#### RECORD EXCERPTS
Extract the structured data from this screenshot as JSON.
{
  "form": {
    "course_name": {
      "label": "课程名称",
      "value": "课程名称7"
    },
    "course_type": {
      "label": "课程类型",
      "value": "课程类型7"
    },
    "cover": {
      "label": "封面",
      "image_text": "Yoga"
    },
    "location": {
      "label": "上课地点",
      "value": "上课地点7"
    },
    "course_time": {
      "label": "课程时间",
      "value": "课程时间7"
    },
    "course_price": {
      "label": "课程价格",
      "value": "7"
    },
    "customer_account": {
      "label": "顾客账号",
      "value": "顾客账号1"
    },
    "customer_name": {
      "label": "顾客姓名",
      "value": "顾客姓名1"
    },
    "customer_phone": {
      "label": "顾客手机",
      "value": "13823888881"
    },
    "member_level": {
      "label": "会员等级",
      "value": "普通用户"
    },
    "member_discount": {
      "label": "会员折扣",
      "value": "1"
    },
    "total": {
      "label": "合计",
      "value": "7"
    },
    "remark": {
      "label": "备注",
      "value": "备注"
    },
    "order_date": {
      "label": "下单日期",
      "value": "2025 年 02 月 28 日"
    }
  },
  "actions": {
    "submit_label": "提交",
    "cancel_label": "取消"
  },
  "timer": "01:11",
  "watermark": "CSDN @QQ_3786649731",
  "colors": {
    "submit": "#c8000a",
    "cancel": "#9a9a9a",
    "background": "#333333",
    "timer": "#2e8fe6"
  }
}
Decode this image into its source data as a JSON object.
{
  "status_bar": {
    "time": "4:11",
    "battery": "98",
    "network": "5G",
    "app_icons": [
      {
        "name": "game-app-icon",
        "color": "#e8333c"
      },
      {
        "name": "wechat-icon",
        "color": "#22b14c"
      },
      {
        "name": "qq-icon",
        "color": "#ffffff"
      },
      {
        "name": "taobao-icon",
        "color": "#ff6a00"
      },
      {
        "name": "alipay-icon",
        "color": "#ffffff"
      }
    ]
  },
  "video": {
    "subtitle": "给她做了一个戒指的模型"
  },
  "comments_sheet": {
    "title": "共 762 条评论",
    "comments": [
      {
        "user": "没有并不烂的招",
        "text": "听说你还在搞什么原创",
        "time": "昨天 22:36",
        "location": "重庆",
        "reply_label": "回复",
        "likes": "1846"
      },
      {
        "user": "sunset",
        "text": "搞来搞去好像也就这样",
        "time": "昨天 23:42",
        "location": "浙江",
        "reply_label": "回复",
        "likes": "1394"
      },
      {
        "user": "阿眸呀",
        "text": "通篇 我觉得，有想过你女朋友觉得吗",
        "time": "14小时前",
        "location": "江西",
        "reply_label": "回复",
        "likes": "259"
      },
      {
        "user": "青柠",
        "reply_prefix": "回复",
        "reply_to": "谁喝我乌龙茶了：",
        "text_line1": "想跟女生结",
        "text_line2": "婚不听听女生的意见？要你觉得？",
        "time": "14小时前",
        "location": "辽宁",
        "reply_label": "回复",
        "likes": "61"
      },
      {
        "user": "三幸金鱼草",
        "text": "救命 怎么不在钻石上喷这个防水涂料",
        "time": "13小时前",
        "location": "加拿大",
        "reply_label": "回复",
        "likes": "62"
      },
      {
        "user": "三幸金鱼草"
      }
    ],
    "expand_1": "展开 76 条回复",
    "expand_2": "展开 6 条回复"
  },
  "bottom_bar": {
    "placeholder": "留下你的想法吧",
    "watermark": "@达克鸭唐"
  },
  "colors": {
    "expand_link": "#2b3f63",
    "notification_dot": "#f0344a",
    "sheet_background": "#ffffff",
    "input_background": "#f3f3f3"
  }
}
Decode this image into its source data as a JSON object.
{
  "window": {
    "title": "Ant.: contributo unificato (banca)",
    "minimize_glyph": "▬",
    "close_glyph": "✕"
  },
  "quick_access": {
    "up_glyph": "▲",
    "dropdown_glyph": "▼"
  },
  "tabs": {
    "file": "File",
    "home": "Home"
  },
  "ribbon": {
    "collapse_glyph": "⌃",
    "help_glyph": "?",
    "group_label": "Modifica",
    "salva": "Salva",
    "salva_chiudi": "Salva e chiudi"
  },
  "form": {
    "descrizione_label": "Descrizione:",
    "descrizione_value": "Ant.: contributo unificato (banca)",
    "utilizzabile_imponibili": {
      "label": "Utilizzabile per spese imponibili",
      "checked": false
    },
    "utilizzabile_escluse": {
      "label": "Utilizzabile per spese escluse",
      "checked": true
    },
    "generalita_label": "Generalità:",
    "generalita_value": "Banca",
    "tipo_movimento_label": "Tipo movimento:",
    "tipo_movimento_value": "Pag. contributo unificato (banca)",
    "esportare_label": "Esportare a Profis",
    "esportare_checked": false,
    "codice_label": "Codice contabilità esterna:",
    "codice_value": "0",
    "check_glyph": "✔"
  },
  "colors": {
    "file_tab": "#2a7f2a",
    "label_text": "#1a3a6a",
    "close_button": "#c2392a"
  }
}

#### TASK TO COMPLETE
Would you reproduce the material above in full, exactly as given?

#### THE COMPLETED TASK
Extract the structured data from this screenshot as JSON.
{
  "form": {
    "course_name": {
      "label": "课程名称",
      "value": "课程名称7"
    },
    "course_type": {
      "label": "课程类型",
      "value": "课程类型7"
    },
    "cover": {
      "label": "封面",
      "image_text": "Yoga"
    },
    "location": {
      "label": "上课地点",
      "value": "上课地点7"
    },
    "course_time": {
      "label": "课程时间",
      "value": "课程时间7"
    },
    "course_price": {
      "label": "课程价格",
      "value": "7"
    },
    "customer_account": {
      "label": "顾客账号",
      "value": "顾客账号1"
    },
    "customer_name": {
      "label": "顾客姓名",
      "value": "顾客姓名1"
    },
    "customer_phone": {
      "label": "顾客手机",
      "value": "13823888881"
    },
    "member_level": {
      "label": "会员等级",
      "value": "普通用户"
    },
    "member_discount": {
      "label": "会员折扣",
      "value": "1"
    },
    "total": {
      "label": "合计",
      "value": "7"
    },
    "remark": {
      "label": "备注",
      "value": "备注"
    },
    "order_date": {
      "label": "下单日期",
      "value": "2025 年 02 月 28 日"
    }
  },
  "actions": {
    "submit_label": "提交",
    "cancel_label": "取消"
  },
  "timer": "01:11",
  "watermark": "CSDN @QQ_3786649731",
  "colors": {
    "submit": "#c8000a",
    "cancel": "#9a9a9a",
    "background": "#333333",
    "timer": "#2e8fe6"
  }
}
Decode this image into its source data as a JSON object.
{
  "status_bar": {
    "time": "4:11",
    "battery": "98",
    "network": "5G",
    "app_icons": [
      {
        "name": "game-app-icon",
        "color": "#e8333c"
      },
      {
        "name": "wechat-icon",
        "color": "#22b14c"
      },
      {
        "name": "qq-icon",
        "color": "#ffffff"
      },
      {
        "name": "taobao-icon",
        "color": "#ff6a00"
      },
      {
        "name": "alipay-icon",
        "color": "#ffffff"
      }
    ]
  },
  "video": {
    "subtitle": "给她做了一个戒指的模型"
  },
  "comments_sheet": {
    "title": "共 762 条评论",
    "comments": [
      {
        "user": "没有并不烂的招",
        "text": "听说你还在搞什么原创",
        "time": "昨天 22:36",
        "location": "重庆",
        "reply_label": "回复",
        "likes": "1846"
      },
      {
        "user": "sunset",
        "text": "搞来搞去好像也就这样",
        "time": "昨天 23:42",
        "location": "浙江",
        "reply_label": "回复",
        "likes": "1394"
      },
      {
        "user": "阿眸呀",
        "text": "通篇 我觉得，有想过你女朋友觉得吗",
        "time": "14小时前",
        "location": "江西",
        "reply_label": "回复",
        "likes": "259"
      },
      {
        "user": "青柠",
        "reply_prefix": "回复",
        "reply_to": "谁喝我乌龙茶了：",
        "text_line1": "想跟女生结",
        "text_line2": "婚不听听女生的意见？要你觉得？",
        "time": "14小时前",
        "location": "辽宁",
        "reply_label": "回复",
        "likes": "61"
      },
      {
        "user": "三幸金鱼草",
        "text": "救命 怎么不在钻石上喷这个防水涂料",
        "time": "13小时前",
        "location": "加拿大",
        "reply_label": "回复",
        "likes": "62"
      },
      {
        "user": "三幸金鱼草"
      }
    ],
    "expand_1": "展开 76 条回复",
    "expand_2": "展开 6 条回复"
  },
  "bottom_bar": {
    "placeholder": "留下你的想法吧",
    "watermark": "@达克鸭唐"
  },
  "colors": {
    "expand_link": "#2b3f63",
    "notification_dot": "#f0344a",
    "sheet_background": "#ffffff",
    "input_background": "#f3f3f3"
  }
}
Decode this image into its source data as a JSON object.
{
  "window": {
    "title": "Ant.: contributo unificato (banca)",
    "minimize_glyph": "▬",
    "close_glyph": "✕"
  },
  "quick_access": {
    "up_glyph": "▲",
    "dropdown_glyph": "▼"
  },
  "tabs": {
    "file": "File",
    "home": "Home"
  },
  "ribbon": {
    "collapse_glyph": "⌃",
    "help_glyph": "?",
    "group_label": "Modifica",
    "salva": "Salva",
    "salva_chiudi": "Salva e chiudi"
  },
  "form": {
    "descrizione_label": "Descrizione:",
    "descrizione_value": "Ant.: contributo unificato (banca)",
    "utilizzabile_imponibili": {
      "label": "Utilizzabile per spese imponibili",
      "checked": false
    },
    "utilizzabile_escluse": {
      "label": "Utilizzabile per spese escluse",
      "checked": true
    },
    "generalita_label": "Generalità:",
    "generalita_value": "Banca",
    "tipo_movimento_label": "Tipo movimento:",
    "tipo_movimento_value": "Pag. contributo unificato (banca)",
    "esportare_label": "Esportare a Profis",
    "esportare_checked": false,
    "codice_label": "Codice contabilità esterna:",
    "codice_value": "0",
    "check_glyph": "✔"
  },
  "colors": {
    "file_tab": "#2a7f2a",
    "label_text": "#1a3a6a",
    "close_button": "#c2392a"
  }
}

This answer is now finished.